Records contained in a dataset:
::::

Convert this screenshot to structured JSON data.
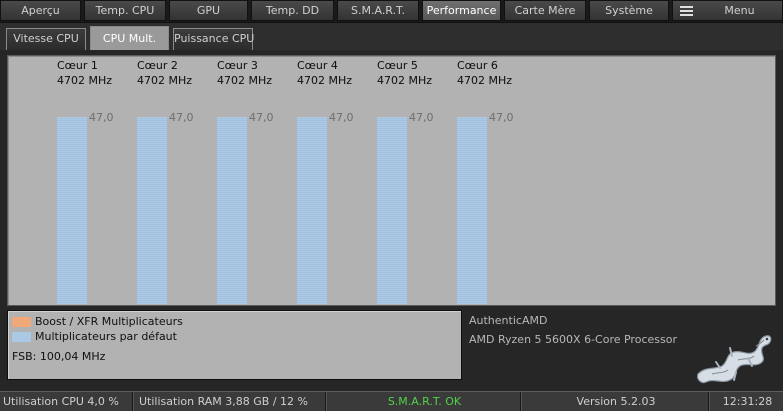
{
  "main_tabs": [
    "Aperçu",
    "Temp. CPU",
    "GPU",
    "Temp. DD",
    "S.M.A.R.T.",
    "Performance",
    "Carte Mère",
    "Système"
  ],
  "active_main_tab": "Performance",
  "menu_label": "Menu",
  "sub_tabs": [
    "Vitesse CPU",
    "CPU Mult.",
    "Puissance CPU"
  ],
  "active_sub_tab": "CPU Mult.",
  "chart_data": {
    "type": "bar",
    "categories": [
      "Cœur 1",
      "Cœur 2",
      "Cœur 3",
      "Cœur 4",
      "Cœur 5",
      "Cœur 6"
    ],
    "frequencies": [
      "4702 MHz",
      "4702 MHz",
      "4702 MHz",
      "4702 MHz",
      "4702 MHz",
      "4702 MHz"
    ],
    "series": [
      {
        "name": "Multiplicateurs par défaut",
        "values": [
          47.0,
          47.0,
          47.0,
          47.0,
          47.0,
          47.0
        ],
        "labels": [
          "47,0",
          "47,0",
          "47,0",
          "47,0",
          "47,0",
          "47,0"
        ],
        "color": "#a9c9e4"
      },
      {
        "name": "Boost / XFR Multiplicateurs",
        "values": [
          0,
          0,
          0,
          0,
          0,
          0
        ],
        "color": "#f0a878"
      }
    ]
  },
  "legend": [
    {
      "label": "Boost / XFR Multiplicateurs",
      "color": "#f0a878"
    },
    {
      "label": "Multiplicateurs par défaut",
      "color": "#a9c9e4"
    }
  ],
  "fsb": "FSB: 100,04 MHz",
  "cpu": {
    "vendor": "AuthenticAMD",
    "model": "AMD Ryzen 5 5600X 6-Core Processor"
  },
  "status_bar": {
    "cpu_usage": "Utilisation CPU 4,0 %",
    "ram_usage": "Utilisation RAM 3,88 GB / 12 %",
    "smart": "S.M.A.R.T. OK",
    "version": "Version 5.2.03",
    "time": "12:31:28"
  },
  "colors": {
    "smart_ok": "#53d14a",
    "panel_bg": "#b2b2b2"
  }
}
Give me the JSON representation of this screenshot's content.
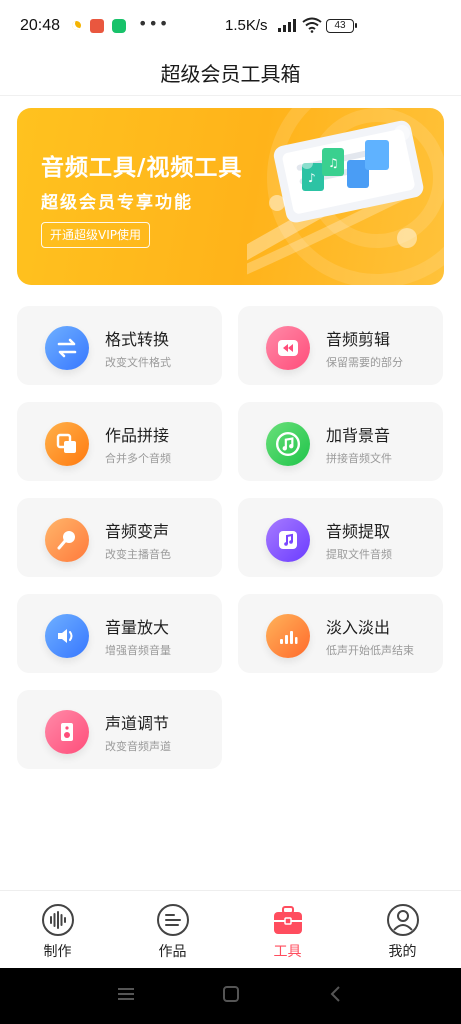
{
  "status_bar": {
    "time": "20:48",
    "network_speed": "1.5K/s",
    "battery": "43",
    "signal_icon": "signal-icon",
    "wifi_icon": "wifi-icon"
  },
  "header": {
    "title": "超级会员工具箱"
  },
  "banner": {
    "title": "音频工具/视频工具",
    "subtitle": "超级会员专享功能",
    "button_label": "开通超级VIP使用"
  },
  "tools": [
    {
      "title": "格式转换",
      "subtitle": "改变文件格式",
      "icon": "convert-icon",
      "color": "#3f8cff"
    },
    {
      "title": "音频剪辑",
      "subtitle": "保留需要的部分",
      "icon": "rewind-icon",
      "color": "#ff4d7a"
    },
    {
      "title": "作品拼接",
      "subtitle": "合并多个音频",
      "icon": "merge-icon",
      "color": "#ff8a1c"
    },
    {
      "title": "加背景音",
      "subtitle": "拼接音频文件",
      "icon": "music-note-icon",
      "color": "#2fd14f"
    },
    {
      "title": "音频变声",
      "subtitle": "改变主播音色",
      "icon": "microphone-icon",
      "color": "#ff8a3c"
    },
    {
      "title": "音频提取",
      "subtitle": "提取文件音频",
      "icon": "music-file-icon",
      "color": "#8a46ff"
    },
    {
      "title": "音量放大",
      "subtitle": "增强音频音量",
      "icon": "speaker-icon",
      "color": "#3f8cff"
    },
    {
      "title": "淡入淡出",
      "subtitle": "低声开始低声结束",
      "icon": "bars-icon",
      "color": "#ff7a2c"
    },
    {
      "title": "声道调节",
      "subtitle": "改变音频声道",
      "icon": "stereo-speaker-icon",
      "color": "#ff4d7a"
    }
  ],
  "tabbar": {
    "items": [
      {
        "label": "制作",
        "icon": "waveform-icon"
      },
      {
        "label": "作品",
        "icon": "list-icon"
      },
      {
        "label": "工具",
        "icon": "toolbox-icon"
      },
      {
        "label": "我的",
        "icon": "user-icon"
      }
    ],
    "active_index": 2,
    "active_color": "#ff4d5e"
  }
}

::::

Written task>
Repeat every record above exactly, but leave out any pictures.

Worked answer>
Convert this screenshot to structured JSON data.
{
  "main_tabs": [
    "Aperçu",
    "Temp. CPU",
    "GPU",
    "Temp. DD",
    "S.M.A.R.T.",
    "Performance",
    "Carte Mère",
    "Système"
  ],
  "active_main_tab": "Performance",
  "menu_label": "Menu",
  "sub_tabs": [
    "Vitesse CPU",
    "CPU Mult.",
    "Puissance CPU"
  ],
  "active_sub_tab": "CPU Mult.",
  "chart_data": {
    "type": "bar",
    "categories": [
      "Cœur 1",
      "Cœur 2",
      "Cœur 3",
      "Cœur 4",
      "Cœur 5",
      "Cœur 6"
    ],
    "frequencies": [
      "4702 MHz",
      "4702 MHz",
      "4702 MHz",
      "4702 MHz",
      "4702 MHz",
      "4702 MHz"
    ],
    "series": [
      {
        "name": "Multiplicateurs par défaut",
        "values": [
          47.0,
          47.0,
          47.0,
          47.0,
          47.0,
          47.0
        ],
        "labels": [
          "47,0",
          "47,0",
          "47,0",
          "47,0",
          "47,0",
          "47,0"
        ],
        "color": "#a9c9e4"
      },
      {
        "name": "Boost / XFR Multiplicateurs",
        "values": [
          0,
          0,
          0,
          0,
          0,
          0
        ],
        "color": "#f0a878"
      }
    ]
  },
  "legend": [
    {
      "label": "Boost / XFR Multiplicateurs",
      "color": "#f0a878"
    },
    {
      "label": "Multiplicateurs par défaut",
      "color": "#a9c9e4"
    }
  ],
  "fsb": "FSB: 100,04 MHz",
  "cpu": {
    "vendor": "AuthenticAMD",
    "model": "AMD Ryzen 5 5600X 6-Core Processor"
  },
  "status_bar": {
    "cpu_usage": "Utilisation CPU 4,0 %",
    "ram_usage": "Utilisation RAM 3,88 GB / 12 %",
    "smart": "S.M.A.R.T. OK",
    "version": "Version 5.2.03",
    "time": "12:31:28"
  },
  "colors": {
    "smart_ok": "#53d14a",
    "panel_bg": "#b2b2b2"
  }
}
Give me the JSON representation of this screenshot's content.
{
  "status_bar": {
    "time": "20:48",
    "network_speed": "1.5K/s",
    "battery": "43",
    "signal_icon": "signal-icon",
    "wifi_icon": "wifi-icon"
  },
  "header": {
    "title": "超级会员工具箱"
  },
  "banner": {
    "title": "音频工具/视频工具",
    "subtitle": "超级会员专享功能",
    "button_label": "开通超级VIP使用"
  },
  "tools": [
    {
      "title": "格式转换",
      "subtitle": "改变文件格式",
      "icon": "convert-icon",
      "color": "#3f8cff"
    },
    {
      "title": "音频剪辑",
      "subtitle": "保留需要的部分",
      "icon": "rewind-icon",
      "color": "#ff4d7a"
    },
    {
      "title": "作品拼接",
      "subtitle": "合并多个音频",
      "icon": "merge-icon",
      "color": "#ff8a1c"
    },
    {
      "title": "加背景音",
      "subtitle": "拼接音频文件",
      "icon": "music-note-icon",
      "color": "#2fd14f"
    },
    {
      "title": "音频变声",
      "subtitle": "改变主播音色",
      "icon": "microphone-icon",
      "color": "#ff8a3c"
    },
    {
      "title": "音频提取",
      "subtitle": "提取文件音频",
      "icon": "music-file-icon",
      "color": "#8a46ff"
    },
    {
      "title": "音量放大",
      "subtitle": "增强音频音量",
      "icon": "speaker-icon",
      "color": "#3f8cff"
    },
    {
      "title": "淡入淡出",
      "subtitle": "低声开始低声结束",
      "icon": "bars-icon",
      "color": "#ff7a2c"
    },
    {
      "title": "声道调节",
      "subtitle": "改变音频声道",
      "icon": "stereo-speaker-icon",
      "color": "#ff4d7a"
    }
  ],
  "tabbar": {
    "items": [
      {
        "label": "制作",
        "icon": "waveform-icon"
      },
      {
        "label": "作品",
        "icon": "list-icon"
      },
      {
        "label": "工具",
        "icon": "toolbox-icon"
      },
      {
        "label": "我的",
        "icon": "user-icon"
      }
    ],
    "active_index": 2,
    "active_color": "#ff4d5e"
  }
}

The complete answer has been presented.